— Provided material —
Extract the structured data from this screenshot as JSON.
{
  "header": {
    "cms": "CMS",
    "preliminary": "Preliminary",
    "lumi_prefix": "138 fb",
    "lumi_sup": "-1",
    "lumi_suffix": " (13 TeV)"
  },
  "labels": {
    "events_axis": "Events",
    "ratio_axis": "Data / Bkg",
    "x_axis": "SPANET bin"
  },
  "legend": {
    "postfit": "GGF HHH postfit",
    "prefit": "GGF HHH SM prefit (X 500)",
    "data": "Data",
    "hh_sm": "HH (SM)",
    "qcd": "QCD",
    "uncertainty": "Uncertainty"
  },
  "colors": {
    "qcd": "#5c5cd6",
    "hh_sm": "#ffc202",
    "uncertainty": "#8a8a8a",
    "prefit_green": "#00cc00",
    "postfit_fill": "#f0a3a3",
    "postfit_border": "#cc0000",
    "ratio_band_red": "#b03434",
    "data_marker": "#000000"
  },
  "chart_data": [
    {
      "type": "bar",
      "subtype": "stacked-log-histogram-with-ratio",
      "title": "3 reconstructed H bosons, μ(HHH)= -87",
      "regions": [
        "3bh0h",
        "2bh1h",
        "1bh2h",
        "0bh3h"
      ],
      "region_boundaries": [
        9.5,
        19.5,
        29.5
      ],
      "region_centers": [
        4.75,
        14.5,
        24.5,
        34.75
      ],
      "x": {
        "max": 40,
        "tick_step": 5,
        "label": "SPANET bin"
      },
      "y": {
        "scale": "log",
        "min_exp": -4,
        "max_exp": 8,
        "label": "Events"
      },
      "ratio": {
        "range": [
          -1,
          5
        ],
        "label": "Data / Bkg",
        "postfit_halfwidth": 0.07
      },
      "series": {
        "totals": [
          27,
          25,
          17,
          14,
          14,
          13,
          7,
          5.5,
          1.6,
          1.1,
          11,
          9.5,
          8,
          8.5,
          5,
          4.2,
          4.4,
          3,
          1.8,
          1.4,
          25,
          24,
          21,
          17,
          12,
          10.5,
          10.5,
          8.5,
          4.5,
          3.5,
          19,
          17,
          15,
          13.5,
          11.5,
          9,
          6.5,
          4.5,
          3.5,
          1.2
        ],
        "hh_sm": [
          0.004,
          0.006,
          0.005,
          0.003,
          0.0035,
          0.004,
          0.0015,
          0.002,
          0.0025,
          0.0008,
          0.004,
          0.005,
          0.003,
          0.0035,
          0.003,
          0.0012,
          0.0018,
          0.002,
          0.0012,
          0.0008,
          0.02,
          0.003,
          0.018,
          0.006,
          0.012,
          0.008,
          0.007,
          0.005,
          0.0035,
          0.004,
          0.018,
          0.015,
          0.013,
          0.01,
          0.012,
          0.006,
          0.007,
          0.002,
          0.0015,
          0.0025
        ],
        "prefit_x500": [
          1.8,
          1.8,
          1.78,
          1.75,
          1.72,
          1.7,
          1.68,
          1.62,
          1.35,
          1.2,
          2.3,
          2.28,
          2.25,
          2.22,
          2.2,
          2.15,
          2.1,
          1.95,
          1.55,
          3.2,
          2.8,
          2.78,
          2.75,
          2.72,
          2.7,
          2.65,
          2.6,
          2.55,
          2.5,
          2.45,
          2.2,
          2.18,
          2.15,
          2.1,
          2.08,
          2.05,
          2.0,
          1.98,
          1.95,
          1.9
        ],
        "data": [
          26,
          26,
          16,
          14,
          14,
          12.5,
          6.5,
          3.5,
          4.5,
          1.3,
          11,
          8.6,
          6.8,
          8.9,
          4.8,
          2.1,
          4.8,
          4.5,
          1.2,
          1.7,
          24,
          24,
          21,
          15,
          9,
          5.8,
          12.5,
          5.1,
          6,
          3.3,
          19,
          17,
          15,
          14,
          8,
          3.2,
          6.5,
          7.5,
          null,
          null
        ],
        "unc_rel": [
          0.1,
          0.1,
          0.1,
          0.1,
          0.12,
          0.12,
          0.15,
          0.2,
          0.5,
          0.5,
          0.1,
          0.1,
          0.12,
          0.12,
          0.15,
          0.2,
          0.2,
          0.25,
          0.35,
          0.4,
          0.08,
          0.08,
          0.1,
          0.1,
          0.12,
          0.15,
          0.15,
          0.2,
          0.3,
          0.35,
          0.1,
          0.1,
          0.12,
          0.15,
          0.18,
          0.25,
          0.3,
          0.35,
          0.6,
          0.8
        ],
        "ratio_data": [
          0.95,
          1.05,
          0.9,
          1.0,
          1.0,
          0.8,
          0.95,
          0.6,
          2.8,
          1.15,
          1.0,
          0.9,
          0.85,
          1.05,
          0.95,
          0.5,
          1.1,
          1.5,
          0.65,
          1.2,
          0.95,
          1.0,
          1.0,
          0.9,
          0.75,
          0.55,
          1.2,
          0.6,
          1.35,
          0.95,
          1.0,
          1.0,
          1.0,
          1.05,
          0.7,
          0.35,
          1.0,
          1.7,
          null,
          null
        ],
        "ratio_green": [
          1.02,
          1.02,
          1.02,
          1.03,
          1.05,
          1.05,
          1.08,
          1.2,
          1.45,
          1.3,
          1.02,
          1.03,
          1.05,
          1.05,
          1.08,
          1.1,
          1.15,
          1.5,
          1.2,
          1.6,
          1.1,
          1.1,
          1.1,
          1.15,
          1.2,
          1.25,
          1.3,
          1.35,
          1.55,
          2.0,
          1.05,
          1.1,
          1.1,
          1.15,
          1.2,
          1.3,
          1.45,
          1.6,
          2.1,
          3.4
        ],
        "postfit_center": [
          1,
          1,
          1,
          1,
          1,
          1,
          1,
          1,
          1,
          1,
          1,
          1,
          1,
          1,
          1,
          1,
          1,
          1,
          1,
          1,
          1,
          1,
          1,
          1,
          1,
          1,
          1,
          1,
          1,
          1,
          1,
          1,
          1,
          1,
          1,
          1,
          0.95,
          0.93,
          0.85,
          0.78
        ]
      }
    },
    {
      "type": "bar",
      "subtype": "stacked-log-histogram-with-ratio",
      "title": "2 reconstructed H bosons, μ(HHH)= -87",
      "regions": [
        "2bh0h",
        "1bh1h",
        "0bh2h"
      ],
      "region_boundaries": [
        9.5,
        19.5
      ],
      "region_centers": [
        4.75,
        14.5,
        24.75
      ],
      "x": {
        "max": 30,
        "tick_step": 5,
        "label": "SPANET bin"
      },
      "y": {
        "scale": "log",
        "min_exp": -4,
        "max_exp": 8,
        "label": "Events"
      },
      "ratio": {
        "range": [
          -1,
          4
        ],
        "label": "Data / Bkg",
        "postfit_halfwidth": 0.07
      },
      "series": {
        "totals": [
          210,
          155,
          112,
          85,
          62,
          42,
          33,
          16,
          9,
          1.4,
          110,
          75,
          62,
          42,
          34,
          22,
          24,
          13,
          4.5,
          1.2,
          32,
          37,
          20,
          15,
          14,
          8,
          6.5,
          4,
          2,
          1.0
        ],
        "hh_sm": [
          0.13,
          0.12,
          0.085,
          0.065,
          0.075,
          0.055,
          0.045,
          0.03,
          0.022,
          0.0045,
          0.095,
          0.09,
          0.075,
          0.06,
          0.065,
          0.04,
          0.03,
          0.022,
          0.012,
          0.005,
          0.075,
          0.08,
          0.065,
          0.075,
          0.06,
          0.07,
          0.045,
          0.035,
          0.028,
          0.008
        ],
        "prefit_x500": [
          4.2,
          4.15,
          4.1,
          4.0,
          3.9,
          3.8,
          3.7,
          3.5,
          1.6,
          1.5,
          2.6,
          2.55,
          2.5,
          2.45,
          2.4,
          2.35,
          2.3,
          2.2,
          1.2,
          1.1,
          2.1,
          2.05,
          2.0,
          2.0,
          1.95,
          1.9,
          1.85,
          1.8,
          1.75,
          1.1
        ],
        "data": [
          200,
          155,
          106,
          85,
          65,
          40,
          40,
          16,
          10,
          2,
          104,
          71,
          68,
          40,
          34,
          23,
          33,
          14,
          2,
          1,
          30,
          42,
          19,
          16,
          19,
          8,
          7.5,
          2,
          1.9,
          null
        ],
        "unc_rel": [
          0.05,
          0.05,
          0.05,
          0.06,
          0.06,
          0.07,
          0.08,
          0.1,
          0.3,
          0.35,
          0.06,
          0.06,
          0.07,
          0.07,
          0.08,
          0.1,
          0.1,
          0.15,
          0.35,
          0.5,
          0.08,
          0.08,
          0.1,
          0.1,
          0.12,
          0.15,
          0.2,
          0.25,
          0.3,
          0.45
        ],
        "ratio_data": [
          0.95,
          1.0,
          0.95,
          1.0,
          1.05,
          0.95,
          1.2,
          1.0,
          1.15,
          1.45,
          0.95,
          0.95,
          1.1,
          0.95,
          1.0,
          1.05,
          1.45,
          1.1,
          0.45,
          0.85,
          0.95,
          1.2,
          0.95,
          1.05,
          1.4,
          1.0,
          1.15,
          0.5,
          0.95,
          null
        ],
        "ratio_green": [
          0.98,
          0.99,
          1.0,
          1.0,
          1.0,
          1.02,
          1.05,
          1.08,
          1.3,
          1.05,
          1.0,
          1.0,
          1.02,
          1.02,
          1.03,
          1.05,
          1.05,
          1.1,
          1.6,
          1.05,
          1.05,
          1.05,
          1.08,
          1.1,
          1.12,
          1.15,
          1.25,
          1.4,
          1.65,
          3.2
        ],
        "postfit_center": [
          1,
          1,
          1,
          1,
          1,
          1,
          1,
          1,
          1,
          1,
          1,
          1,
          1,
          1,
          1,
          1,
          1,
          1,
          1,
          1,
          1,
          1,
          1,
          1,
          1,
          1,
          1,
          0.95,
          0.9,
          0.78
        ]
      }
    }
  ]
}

— Prompt —
Gather every line from the listing above in which "bosons" appears, and copy those lines.

— Right answer —
      "title": "3 reconstructed H bosons, μ(HHH)= -87",
      "title": "2 reconstructed H bosons, μ(HHH)= -87",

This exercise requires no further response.